▸ **GIVEN INSTRUCTION**
Provide an exact reproduction of every entry.

Dataset entries:
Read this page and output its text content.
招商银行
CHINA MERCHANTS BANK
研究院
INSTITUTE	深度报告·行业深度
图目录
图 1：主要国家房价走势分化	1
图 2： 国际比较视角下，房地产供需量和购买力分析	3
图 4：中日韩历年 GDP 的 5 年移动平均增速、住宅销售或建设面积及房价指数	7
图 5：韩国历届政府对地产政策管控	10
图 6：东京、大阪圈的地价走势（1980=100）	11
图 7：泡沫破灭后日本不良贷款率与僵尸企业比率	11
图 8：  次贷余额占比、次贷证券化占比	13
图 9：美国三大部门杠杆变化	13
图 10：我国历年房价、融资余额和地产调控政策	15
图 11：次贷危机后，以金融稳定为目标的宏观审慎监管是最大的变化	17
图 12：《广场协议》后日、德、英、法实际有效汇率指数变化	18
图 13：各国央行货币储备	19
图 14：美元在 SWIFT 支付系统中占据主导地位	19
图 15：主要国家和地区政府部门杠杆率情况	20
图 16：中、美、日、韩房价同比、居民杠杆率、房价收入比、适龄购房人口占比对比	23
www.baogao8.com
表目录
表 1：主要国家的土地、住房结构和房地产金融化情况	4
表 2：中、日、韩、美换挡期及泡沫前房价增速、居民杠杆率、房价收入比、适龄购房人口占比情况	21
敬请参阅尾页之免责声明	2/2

▸ **TASK OUTPUT**
Read this page and output its text content.
招商银行
CHINA MERCHANTS BANK
研究院
INSTITUTE	深度报告·行业深度
图目录
图 1：主要国家房价走势分化	1
图 2： 国际比较视角下，房地产供需量和购买力分析	3
图 4：中日韩历年 GDP 的 5 年移动平均增速、住宅销售或建设面积及房价指数	7
图 5：韩国历届政府对地产政策管控	10
图 6：东京、大阪圈的地价走势（1980=100）	11
图 7：泡沫破灭后日本不良贷款率与僵尸企业比率	11
图 8：  次贷余额占比、次贷证券化占比	13
图 9：美国三大部门杠杆变化	13
图 10：我国历年房价、融资余额和地产调控政策	15
图 11：次贷危机后，以金融稳定为目标的宏观审慎监管是最大的变化	17
图 12：《广场协议》后日、德、英、法实际有效汇率指数变化	18
图 13：各国央行货币储备	19
图 14：美元在 SWIFT 支付系统中占据主导地位	19
图 15：主要国家和地区政府部门杠杆率情况	20
图 16：中、美、日、韩房价同比、居民杠杆率、房价收入比、适龄购房人口占比对比	23
www.baogao8.com
表目录
表 1：主要国家的土地、住房结构和房地产金融化情况	4
表 2：中、日、韩、美换挡期及泡沫前房价增速、居民杠杆率、房价收入比、适龄购房人口占比情况	21
敬请参阅尾页之免责声明	2/2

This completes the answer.